#### THE PROBLEM:
What number of lines in the material contain the word "shoreline"? Give that number alone.

#### DATA FOR THE TASK:
╭──
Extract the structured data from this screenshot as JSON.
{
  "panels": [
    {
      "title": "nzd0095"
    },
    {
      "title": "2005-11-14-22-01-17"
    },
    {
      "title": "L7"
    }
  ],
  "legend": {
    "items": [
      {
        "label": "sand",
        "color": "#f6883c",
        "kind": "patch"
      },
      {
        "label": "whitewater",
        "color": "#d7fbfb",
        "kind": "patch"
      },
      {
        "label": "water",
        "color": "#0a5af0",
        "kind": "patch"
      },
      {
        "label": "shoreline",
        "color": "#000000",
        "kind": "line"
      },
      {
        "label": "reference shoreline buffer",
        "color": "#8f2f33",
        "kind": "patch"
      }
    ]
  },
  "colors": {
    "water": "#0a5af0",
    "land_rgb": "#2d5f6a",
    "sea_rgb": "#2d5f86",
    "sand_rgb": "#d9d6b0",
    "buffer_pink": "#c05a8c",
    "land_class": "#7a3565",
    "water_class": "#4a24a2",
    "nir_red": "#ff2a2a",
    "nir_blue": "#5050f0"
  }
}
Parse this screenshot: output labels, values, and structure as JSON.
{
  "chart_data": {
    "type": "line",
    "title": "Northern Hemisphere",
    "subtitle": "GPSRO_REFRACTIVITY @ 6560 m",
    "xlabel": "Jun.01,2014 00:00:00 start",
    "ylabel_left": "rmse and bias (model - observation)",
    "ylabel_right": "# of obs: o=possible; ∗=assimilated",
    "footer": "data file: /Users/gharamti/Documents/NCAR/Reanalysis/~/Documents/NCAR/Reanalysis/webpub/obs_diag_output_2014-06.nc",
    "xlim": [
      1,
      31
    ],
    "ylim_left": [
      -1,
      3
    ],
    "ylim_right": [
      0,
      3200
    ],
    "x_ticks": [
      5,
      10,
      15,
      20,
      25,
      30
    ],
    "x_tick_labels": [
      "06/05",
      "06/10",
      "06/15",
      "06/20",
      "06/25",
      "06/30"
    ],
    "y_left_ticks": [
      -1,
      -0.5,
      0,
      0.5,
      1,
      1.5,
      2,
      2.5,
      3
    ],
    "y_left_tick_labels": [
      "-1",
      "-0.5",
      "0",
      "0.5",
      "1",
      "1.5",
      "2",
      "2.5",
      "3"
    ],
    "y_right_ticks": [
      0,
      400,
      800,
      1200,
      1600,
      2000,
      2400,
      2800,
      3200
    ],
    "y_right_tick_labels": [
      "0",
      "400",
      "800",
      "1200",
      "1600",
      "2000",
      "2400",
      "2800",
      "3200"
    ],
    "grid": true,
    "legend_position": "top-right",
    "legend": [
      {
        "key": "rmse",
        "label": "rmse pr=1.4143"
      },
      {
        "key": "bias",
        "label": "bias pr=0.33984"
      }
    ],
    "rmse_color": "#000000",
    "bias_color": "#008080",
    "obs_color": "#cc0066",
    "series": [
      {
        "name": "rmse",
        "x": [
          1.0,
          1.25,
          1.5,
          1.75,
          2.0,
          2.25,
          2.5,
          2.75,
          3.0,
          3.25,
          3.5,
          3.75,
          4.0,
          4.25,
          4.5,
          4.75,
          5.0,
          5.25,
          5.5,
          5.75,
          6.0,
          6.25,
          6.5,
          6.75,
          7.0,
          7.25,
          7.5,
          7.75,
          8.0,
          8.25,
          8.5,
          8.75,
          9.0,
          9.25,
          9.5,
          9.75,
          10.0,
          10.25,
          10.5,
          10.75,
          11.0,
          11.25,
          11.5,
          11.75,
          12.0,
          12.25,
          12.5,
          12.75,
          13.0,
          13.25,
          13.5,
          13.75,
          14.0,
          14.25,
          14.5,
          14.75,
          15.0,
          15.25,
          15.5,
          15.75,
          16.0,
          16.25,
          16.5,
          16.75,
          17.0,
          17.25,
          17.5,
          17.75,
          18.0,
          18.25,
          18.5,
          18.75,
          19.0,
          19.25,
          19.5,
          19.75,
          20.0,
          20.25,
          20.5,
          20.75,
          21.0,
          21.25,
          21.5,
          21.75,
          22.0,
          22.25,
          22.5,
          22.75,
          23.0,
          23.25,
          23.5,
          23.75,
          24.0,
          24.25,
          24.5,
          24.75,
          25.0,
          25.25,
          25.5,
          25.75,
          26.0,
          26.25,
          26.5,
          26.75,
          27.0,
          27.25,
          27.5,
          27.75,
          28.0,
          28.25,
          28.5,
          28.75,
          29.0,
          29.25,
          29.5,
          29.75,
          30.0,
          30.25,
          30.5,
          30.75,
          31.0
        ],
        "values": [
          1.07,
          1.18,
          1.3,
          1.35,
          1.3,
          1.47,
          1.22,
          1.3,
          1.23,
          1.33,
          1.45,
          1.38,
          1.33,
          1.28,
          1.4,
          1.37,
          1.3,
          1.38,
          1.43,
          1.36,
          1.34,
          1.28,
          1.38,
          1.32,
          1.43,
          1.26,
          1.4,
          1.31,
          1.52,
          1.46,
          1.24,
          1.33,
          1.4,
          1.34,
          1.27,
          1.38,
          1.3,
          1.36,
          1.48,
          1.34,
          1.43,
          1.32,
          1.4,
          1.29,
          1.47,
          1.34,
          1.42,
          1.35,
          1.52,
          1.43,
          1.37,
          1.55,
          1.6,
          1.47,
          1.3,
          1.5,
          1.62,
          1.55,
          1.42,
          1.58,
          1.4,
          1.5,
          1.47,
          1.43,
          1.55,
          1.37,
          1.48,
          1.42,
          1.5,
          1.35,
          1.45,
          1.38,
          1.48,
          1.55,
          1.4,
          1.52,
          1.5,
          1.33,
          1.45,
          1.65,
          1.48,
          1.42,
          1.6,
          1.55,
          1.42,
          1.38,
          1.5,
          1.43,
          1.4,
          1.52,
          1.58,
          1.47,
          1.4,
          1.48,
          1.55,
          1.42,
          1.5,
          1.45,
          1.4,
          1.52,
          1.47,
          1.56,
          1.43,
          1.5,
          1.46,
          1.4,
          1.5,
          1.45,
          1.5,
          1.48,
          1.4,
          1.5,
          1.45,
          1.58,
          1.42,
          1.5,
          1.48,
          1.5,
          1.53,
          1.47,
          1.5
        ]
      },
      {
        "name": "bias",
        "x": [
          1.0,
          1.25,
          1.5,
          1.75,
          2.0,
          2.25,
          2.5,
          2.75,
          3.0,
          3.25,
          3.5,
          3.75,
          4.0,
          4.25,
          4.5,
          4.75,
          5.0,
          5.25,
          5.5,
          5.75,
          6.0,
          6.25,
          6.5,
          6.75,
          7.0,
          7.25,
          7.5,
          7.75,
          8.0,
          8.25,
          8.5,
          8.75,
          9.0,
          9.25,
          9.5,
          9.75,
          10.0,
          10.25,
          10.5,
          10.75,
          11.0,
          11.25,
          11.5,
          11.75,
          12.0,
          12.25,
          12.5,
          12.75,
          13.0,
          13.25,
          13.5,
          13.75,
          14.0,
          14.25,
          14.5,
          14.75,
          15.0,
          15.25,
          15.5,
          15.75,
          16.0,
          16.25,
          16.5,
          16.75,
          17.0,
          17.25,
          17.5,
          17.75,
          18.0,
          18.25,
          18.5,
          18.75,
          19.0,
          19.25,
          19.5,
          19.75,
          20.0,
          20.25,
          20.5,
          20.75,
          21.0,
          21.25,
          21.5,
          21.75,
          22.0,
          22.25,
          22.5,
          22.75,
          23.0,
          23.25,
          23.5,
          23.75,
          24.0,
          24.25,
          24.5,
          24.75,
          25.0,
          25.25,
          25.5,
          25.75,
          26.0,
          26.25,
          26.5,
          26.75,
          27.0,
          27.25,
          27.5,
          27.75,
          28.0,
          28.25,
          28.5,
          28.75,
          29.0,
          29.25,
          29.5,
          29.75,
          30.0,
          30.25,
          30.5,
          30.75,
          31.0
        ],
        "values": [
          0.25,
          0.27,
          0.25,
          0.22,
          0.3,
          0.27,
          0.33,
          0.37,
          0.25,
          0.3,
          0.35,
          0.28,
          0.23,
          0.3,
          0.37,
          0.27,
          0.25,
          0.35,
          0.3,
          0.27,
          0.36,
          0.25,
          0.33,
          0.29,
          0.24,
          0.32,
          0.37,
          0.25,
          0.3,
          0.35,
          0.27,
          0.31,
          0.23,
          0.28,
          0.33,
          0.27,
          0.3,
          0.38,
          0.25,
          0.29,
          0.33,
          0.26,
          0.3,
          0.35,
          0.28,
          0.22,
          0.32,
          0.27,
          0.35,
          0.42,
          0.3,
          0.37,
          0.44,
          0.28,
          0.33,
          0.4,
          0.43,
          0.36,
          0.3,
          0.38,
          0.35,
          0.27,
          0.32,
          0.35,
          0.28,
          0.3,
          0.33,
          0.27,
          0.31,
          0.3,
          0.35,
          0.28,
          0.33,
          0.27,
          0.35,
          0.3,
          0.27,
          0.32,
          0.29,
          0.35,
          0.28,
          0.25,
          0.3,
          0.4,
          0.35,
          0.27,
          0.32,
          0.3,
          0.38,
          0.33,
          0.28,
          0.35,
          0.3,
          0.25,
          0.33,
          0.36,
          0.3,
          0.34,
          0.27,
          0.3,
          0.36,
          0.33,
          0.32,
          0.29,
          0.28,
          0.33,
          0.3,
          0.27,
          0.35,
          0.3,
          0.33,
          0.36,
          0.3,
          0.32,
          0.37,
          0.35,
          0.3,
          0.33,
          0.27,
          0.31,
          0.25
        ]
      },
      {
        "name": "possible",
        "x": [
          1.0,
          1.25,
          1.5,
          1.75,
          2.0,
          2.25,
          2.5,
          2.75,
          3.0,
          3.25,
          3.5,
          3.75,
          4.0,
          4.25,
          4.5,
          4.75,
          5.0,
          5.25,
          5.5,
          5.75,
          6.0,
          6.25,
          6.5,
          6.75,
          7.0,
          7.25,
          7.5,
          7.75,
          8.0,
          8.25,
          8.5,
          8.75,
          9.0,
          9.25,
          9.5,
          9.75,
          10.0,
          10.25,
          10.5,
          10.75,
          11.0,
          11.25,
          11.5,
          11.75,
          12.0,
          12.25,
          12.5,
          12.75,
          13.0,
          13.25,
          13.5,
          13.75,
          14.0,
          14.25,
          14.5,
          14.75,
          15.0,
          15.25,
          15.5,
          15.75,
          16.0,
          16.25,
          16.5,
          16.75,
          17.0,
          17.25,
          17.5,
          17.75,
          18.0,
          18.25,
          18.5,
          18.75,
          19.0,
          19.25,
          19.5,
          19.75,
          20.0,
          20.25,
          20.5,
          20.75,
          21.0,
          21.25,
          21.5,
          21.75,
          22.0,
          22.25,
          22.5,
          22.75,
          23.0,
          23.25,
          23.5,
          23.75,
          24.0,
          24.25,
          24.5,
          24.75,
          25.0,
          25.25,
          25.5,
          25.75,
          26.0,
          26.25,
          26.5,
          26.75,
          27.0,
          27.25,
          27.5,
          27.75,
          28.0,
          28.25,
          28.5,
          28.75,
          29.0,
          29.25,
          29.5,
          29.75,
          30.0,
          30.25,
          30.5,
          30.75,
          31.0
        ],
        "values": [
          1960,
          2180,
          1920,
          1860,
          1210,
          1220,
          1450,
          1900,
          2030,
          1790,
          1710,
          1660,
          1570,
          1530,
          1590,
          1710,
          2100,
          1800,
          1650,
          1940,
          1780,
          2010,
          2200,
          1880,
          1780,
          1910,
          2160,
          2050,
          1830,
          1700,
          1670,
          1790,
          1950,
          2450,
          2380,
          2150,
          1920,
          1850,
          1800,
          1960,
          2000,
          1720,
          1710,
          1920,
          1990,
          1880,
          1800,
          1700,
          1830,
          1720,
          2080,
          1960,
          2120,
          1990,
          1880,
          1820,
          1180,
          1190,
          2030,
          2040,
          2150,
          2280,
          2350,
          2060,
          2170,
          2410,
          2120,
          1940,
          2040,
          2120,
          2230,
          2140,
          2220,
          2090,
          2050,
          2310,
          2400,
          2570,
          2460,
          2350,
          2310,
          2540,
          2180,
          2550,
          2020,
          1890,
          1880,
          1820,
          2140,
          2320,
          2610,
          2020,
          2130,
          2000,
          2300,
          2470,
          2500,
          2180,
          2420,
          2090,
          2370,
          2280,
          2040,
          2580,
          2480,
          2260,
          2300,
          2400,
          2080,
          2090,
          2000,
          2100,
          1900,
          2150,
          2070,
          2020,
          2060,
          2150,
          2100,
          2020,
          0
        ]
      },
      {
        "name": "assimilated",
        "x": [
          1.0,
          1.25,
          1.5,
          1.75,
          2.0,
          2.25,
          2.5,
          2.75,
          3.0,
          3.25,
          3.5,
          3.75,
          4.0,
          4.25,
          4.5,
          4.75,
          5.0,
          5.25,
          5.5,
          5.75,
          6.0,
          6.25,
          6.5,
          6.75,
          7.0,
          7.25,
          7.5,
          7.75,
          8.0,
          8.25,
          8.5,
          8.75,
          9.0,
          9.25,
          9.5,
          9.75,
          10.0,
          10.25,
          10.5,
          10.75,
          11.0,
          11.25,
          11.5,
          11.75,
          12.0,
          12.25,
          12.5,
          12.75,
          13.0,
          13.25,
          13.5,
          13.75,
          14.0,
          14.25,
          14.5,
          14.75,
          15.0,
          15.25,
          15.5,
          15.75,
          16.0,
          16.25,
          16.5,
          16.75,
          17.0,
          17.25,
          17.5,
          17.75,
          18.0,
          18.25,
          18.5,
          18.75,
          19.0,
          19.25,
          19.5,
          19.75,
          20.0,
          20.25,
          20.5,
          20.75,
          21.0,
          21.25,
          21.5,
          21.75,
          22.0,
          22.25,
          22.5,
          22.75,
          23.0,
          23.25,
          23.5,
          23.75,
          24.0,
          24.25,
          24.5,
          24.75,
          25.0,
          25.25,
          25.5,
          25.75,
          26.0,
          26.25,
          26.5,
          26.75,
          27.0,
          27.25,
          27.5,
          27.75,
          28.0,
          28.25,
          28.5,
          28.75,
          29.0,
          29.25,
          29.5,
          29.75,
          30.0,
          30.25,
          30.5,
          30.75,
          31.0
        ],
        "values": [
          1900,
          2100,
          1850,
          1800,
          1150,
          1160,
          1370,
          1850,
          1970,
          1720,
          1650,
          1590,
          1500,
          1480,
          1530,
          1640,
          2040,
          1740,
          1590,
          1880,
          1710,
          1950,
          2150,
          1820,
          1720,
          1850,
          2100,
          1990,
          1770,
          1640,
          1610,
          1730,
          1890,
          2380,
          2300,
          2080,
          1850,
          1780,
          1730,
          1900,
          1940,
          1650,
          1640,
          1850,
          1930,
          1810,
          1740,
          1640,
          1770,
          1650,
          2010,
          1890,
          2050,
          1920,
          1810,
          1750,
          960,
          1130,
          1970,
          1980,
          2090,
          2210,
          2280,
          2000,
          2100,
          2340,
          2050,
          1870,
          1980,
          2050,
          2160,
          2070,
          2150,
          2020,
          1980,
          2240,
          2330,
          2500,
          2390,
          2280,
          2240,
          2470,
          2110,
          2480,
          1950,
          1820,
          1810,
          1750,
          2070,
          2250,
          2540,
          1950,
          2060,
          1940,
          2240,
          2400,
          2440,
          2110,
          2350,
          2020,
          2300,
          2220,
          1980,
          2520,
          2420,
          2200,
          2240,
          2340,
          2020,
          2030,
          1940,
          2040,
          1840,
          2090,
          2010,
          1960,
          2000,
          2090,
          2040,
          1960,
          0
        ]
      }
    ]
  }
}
╰──
#### TASK SOLUTION:
2